**PROVIDED PASSAGE:**
□ □ □ □ □ □ □

Dull Earnings Surprise History: SNDR has a discouraging earnings surprise history, having missed the Zacks Consensus Estimate in two of the trailing four quarters and surpassed twice. The average miss is 5.11%.

Weak Zacks Rank: SNDR currently carries a Zacks Rank #5 (Strong Sell).

Bearish Industry Rank: The industry to which SNDR belongs currently has a Zacks Industry Rank of 206 (out of 250). Such an unfavorable rank places it in the bottom 17% of Zacks industries.Studies show that 50% of a stock price movement is directly related to the performance of the industry group it belongs to.

A mediocre stock within a strong group is likely to outclass a robust stock in a weak industry. Reckoning the industry’s performance becomes imperative.

Headwinds: Market volatility and rising costs continue to challenge SNDR, potentially impacting its growth and earnings in the near term.

Despite signs of improvement in the freight market, SNDR continues to face challenges in aligning supply with demand, especially in the Truckload segment. Carriers are still not being adequately compensated for the value provided, leading to continued attrition of supply.

In the fourth quarter of 2024, while the dedicated business within the Truckload segment showed growth, the overall Truckload business experienced lower network volumes, which partially offset the gains from new business and higher network revenue per truck.

The company's bottom line is significantly affected by the ongoing inflationary environment and supply-chain disruptions, which are driving up overall costs, particularly in the insurance domain, and directly impacting operating expenses. Rising insurance premiums and legal challenges further compound these cost pressures. Moreover, service interruptions caused by external factors, such as hurricanes and disruptions in the Union Pacific network, have negatively affected the service consistency of the Intermodal segment.

□ □ □ □ □ □ □

**DIRECTIONS:**
1. In the SNDR stock analysis, what Zacks Industry Rank does the company's industry hold?
2. Resume the SNDR stock analysis after its last sentence.

□ □ □ □ □ □ □

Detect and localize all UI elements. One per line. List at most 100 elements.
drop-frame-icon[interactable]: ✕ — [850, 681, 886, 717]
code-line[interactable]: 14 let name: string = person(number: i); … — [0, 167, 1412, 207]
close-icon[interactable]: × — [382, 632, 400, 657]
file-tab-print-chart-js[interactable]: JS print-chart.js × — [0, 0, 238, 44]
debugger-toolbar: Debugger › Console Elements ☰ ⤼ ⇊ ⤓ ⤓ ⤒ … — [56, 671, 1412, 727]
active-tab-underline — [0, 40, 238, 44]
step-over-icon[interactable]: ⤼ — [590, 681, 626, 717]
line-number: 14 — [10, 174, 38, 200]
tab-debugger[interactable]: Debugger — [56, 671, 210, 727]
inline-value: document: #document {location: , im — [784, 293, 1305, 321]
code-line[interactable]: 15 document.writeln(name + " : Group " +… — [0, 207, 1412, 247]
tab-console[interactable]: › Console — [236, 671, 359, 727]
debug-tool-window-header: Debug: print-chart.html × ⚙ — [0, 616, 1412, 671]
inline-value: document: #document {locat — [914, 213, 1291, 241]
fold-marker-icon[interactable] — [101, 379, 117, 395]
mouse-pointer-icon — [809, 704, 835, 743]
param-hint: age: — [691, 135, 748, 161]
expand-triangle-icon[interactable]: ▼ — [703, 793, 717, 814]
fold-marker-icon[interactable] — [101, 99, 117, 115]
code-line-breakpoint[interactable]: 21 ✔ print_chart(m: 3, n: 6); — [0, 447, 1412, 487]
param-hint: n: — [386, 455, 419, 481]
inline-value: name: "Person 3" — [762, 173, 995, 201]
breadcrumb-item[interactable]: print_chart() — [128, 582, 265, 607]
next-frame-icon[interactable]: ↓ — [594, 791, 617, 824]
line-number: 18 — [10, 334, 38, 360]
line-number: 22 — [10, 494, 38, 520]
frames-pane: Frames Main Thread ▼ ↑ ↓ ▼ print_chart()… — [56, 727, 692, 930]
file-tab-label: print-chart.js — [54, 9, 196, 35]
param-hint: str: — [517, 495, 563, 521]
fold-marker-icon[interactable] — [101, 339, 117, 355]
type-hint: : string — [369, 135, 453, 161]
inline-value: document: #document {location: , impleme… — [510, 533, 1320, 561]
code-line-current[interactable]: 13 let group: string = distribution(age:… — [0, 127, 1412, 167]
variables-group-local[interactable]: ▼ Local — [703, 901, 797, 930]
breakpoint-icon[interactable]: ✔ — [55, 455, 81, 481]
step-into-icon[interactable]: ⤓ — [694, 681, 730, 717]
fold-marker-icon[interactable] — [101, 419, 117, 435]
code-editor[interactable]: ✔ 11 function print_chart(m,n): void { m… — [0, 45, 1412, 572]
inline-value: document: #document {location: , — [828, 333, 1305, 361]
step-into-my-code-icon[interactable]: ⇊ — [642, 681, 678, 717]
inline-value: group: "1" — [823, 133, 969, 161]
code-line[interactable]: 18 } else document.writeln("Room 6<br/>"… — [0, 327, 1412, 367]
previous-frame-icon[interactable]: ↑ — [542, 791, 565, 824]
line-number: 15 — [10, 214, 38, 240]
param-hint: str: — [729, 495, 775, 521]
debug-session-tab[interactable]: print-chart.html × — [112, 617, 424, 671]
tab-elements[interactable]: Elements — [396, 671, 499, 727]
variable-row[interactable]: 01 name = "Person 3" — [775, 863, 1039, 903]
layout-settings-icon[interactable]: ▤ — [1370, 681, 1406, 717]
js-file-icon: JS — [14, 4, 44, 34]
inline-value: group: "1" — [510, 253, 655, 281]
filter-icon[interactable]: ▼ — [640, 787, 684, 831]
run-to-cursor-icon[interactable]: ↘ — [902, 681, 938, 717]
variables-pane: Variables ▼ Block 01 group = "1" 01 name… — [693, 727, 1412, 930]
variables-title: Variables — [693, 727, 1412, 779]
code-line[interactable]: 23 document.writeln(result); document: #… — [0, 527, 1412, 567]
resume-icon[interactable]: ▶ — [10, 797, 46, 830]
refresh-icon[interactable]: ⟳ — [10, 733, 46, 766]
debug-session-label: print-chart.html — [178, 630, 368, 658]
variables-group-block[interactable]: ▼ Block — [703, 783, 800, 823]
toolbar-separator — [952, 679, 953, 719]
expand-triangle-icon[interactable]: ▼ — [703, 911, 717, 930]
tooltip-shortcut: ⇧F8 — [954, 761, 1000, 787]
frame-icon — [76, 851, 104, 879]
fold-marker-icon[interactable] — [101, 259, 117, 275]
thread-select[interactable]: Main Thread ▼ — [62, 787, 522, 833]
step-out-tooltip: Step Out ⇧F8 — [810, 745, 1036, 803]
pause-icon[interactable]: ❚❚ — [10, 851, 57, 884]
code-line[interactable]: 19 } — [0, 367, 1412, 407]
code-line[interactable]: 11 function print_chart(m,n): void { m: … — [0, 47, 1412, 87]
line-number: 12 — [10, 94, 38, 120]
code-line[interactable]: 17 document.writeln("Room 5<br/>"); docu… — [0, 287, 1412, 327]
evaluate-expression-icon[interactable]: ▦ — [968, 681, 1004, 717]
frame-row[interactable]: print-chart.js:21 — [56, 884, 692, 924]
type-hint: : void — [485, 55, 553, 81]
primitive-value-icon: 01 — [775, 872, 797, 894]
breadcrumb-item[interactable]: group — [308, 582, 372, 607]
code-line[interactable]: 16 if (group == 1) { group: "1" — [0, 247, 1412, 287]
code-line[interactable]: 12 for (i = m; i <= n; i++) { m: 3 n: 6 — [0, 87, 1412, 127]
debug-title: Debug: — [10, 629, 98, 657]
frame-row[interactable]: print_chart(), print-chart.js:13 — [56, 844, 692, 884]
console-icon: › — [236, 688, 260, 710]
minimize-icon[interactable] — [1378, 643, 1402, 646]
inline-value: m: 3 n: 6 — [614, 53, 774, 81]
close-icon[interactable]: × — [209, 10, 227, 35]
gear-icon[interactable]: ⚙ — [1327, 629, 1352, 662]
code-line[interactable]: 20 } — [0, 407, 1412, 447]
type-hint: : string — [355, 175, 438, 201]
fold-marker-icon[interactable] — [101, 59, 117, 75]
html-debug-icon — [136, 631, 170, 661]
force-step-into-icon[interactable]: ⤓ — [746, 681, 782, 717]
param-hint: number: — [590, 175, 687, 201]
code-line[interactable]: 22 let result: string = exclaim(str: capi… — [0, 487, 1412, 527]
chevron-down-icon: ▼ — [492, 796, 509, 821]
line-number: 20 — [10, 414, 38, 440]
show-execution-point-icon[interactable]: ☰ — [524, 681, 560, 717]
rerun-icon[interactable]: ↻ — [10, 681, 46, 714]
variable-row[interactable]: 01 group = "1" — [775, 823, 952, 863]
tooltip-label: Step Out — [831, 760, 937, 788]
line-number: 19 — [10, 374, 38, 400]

□ □ □ □ □ □ □

**RESULTS BY TASK:**
1. A Zacks Industry Rank of 206 out of 250.

2.
Stocks to Consider

Investors interested in the Zacks Transportation sector may consider Alaska Air Group ALK and Golar LNG Limited GLNG.

Alaska Air Group currently sports a Zacks Rank #1 (Strong Buy). You can see the complete list of today’s Zacks #1 Rank stocks here ALK has an expected earnings growth rate of 21.8% for the current year.

The company has an impressive earnings surprise history. Its earnings outpaced the Zacks Consensus Estimate in each of the trailing four quarters, delivering an average beat of 33.1%. Shares of ALK have risen 103.8% in the past year.

Golar LNG Limited currently sports a Zacks Rank #1 and has an expected earnings growth rate of 16.1% for the current year.

The company has an encouraging track record with respect to the earnings surprise, having surpassed the Zacks Consensus Estimate in three of the trailing four quarters and missed once. The average beat is 30.24%. Shares of GLNG have surged 90.3% in the past year.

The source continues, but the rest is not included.